Given information
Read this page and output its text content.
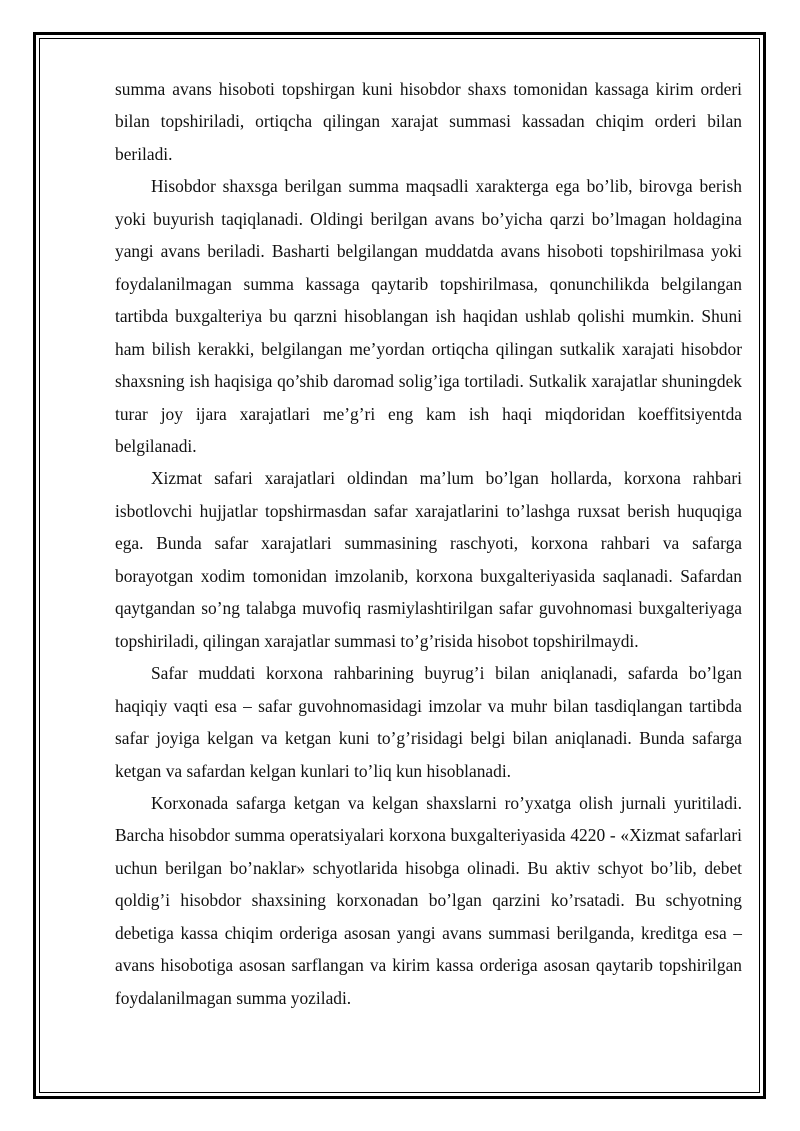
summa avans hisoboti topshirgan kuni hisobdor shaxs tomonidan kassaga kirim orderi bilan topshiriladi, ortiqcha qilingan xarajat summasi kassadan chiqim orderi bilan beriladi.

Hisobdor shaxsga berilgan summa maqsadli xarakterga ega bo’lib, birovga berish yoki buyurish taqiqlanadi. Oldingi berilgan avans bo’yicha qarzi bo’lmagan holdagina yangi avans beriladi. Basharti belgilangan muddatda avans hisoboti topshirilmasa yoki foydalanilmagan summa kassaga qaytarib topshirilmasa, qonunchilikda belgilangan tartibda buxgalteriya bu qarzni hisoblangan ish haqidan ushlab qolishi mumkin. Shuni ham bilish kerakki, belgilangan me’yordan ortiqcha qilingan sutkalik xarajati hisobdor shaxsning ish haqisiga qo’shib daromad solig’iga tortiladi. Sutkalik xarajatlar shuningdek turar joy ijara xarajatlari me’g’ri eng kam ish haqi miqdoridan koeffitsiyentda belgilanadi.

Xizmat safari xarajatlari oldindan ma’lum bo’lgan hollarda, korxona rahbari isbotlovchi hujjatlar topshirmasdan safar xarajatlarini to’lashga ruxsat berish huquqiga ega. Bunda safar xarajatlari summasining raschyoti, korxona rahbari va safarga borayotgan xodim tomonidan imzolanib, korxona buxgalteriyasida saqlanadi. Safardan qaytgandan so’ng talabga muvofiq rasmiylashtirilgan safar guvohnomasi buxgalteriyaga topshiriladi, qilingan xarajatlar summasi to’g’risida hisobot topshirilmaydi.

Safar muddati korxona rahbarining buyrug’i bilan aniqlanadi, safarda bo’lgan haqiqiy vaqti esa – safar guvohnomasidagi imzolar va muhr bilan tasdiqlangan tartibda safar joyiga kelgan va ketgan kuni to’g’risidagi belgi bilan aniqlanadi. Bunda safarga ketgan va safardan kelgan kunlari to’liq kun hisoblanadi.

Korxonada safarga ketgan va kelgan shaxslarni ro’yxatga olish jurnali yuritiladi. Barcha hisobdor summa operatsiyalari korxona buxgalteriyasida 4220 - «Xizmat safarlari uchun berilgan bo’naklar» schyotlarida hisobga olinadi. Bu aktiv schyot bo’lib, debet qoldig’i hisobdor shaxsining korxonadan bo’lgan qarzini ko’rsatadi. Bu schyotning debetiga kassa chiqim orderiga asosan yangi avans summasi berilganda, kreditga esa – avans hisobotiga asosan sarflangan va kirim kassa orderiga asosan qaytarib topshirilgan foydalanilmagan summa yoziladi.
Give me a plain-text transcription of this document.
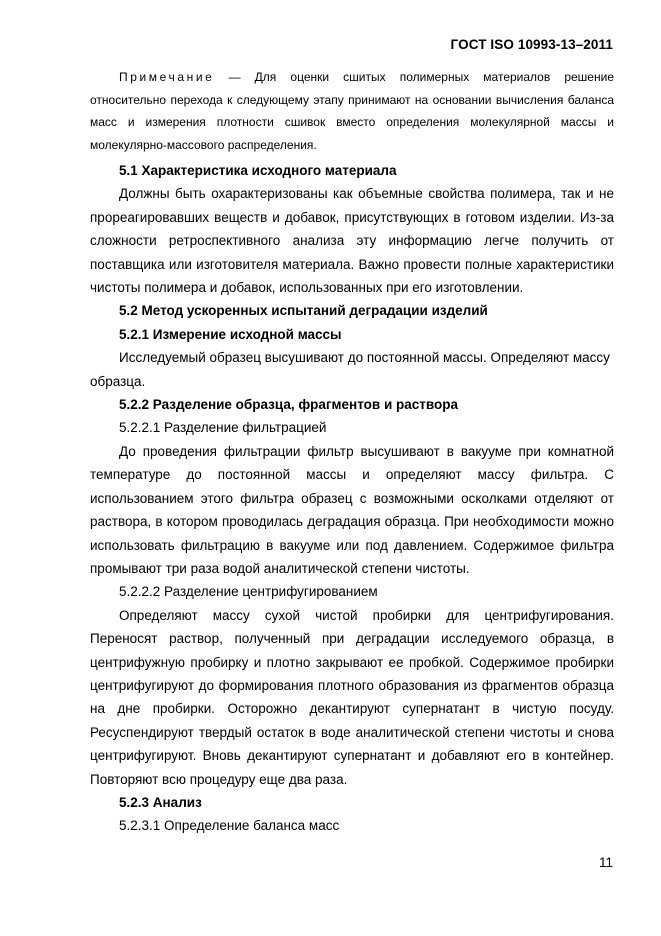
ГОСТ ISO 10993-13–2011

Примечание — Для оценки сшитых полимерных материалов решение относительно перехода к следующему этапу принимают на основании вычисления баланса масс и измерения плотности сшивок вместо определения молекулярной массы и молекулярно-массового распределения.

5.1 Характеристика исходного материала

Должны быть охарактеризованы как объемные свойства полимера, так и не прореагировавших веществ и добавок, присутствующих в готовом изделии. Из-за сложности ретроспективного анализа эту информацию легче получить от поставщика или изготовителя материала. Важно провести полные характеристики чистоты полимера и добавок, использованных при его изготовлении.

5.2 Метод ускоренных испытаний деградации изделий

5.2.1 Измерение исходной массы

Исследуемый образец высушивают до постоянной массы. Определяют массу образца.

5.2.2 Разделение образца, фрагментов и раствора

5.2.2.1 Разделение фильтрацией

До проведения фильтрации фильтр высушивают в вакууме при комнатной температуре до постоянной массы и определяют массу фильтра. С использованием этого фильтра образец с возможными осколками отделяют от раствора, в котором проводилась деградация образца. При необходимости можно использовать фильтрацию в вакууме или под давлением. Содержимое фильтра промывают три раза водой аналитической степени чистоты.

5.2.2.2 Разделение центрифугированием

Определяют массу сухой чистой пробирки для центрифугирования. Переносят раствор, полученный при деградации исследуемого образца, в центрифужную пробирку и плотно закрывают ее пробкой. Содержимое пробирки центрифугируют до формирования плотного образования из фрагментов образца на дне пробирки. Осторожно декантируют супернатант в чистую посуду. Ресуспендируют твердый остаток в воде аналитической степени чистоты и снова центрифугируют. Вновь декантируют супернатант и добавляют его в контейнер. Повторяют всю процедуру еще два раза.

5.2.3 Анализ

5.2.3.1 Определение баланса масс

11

What you should do
Collect every line above that contains the word "kirim".

Response for this exercise
summa avans hisoboti topshirgan kuni hisobdor shaxs tomonidan kassaga kirim orderi bilan topshiriladi, ortiqcha qilingan xarajat summasi kassadan chiqim orderi bilan beriladi.
Korxonada safarga ketgan va kelgan shaxslarni ro’yxatga olish jurnali yuritiladi. Barcha hisobdor summa operatsiyalari korxona buxgalteriyasida 4220 - «Xizmat safarlari uchun berilgan bo’naklar» schyotlarida hisobga olinadi. Bu aktiv schyot bo’lib, debet qoldig’i hisobdor shaxsining korxonadan bo’lgan qarzini ko’rsatadi. Bu schyotning debetiga kassa chiqim orderiga asosan yangi avans summasi berilganda, kreditga esa – avans hisobotiga asosan sarflangan va kirim kassa orderiga asosan qaytarib topshirilgan foydalanilmagan summa yoziladi.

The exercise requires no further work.